### WHAT IS BEING ASKED
The records that follow are to be repeated exactly, with the pictures removed.

═══ DATASET CONTENT ═══

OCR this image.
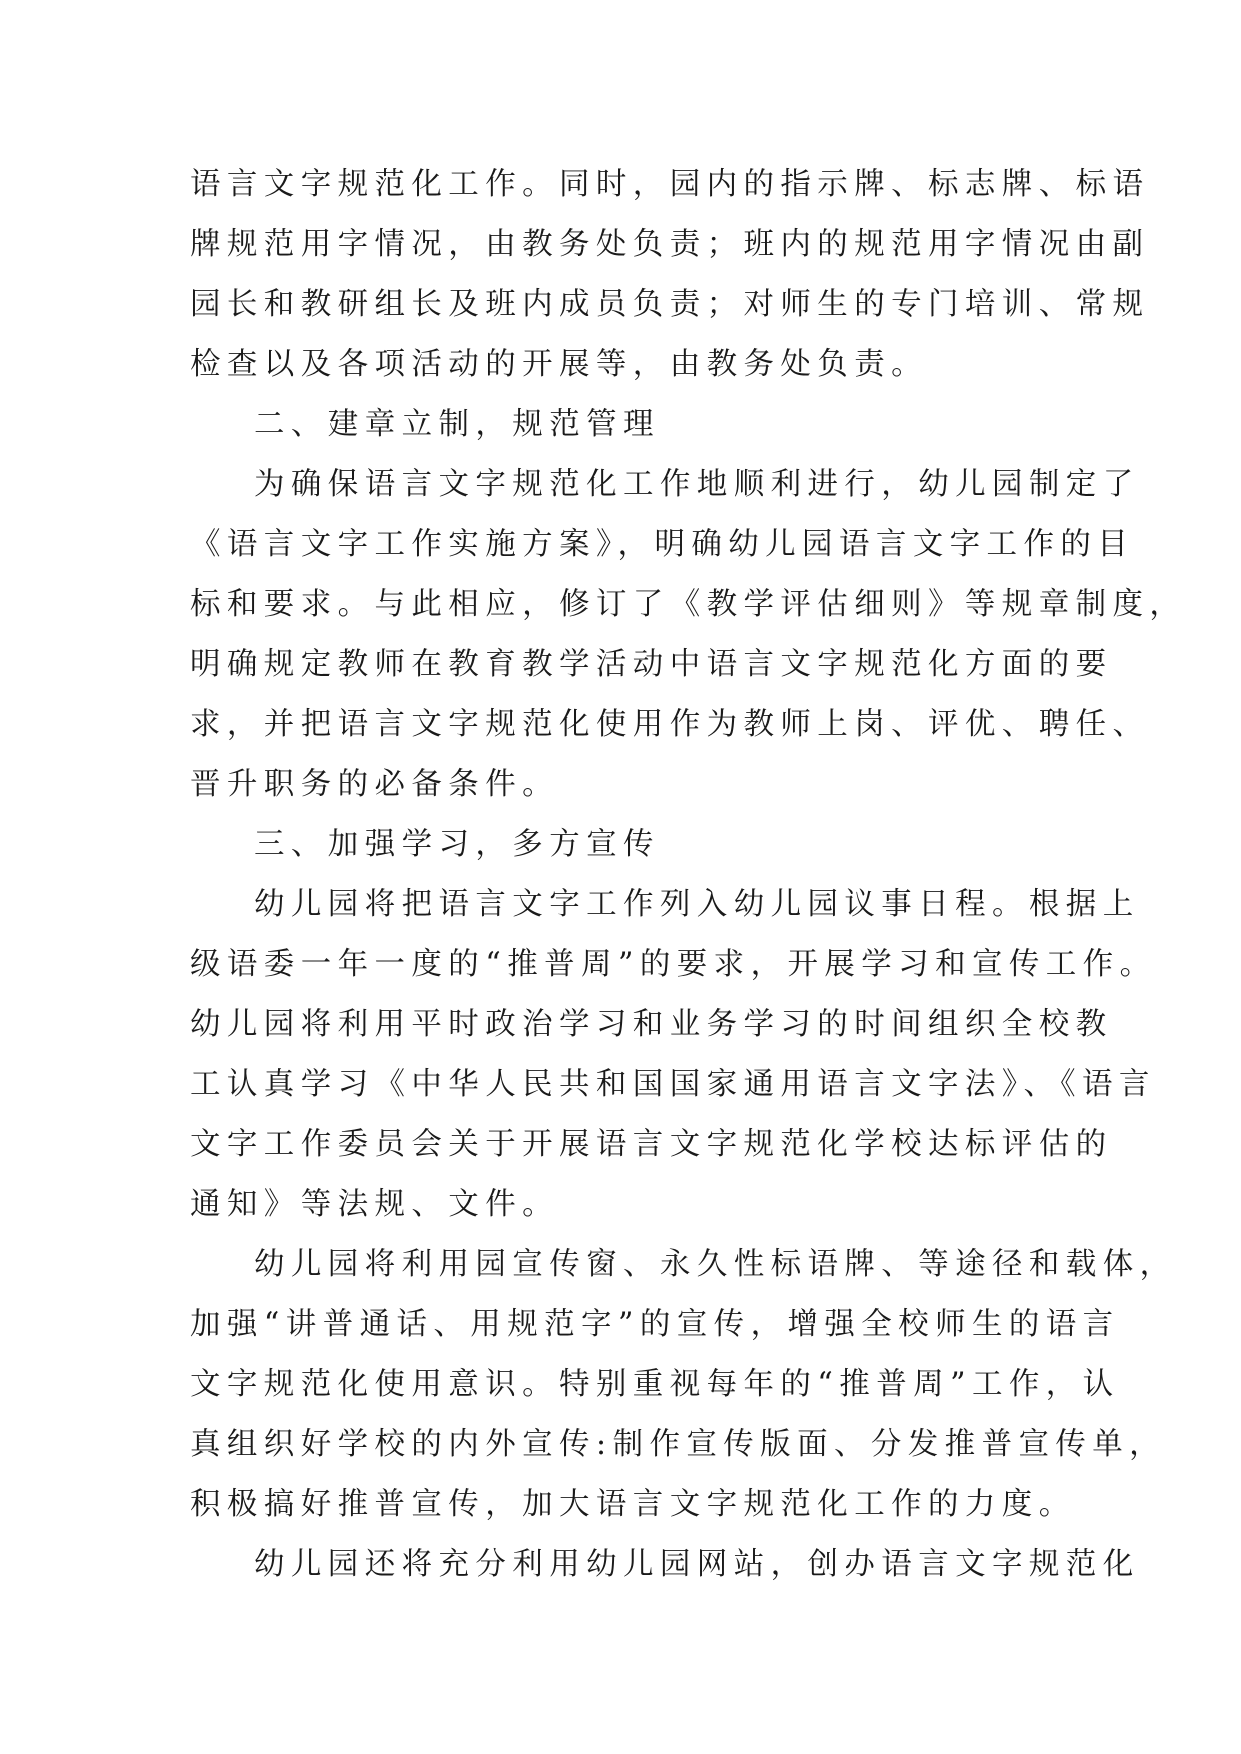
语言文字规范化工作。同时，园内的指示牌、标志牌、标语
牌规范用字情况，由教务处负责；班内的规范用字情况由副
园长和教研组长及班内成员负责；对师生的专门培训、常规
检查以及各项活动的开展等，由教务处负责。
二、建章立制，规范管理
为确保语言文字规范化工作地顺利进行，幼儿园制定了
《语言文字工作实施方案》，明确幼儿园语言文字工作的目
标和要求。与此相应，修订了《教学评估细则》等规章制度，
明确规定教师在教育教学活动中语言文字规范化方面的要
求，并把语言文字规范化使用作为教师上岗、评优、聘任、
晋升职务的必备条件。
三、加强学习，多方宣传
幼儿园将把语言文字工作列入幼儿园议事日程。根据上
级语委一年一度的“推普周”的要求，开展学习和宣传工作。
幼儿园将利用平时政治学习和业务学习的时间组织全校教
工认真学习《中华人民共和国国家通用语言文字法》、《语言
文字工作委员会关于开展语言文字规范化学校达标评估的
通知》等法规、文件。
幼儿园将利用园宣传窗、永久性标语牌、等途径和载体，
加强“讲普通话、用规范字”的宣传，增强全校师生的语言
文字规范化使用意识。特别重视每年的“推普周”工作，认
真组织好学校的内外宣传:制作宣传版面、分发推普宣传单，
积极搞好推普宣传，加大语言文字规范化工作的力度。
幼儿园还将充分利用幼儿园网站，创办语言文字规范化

═══

### TASK OUTPUT
OCR this image.
语言文字规范化工作。同时，园内的指示牌、标志牌、标语
牌规范用字情况，由教务处负责；班内的规范用字情况由副
园长和教研组长及班内成员负责；对师生的专门培训、常规
检查以及各项活动的开展等，由教务处负责。
二、建章立制，规范管理
为确保语言文字规范化工作地顺利进行，幼儿园制定了
《语言文字工作实施方案》，明确幼儿园语言文字工作的目
标和要求。与此相应，修订了《教学评估细则》等规章制度，
明确规定教师在教育教学活动中语言文字规范化方面的要
求，并把语言文字规范化使用作为教师上岗、评优、聘任、
晋升职务的必备条件。
三、加强学习，多方宣传
幼儿园将把语言文字工作列入幼儿园议事日程。根据上
级语委一年一度的“推普周”的要求，开展学习和宣传工作。
幼儿园将利用平时政治学习和业务学习的时间组织全校教
工认真学习《中华人民共和国国家通用语言文字法》、《语言
文字工作委员会关于开展语言文字规范化学校达标评估的
通知》等法规、文件。
幼儿园将利用园宣传窗、永久性标语牌、等途径和载体，
加强“讲普通话、用规范字”的宣传，增强全校师生的语言
文字规范化使用意识。特别重视每年的“推普周”工作，认
真组织好学校的内外宣传:制作宣传版面、分发推普宣传单，
积极搞好推普宣传，加大语言文字规范化工作的力度。
幼儿园还将充分利用幼儿园网站，创办语言文字规范化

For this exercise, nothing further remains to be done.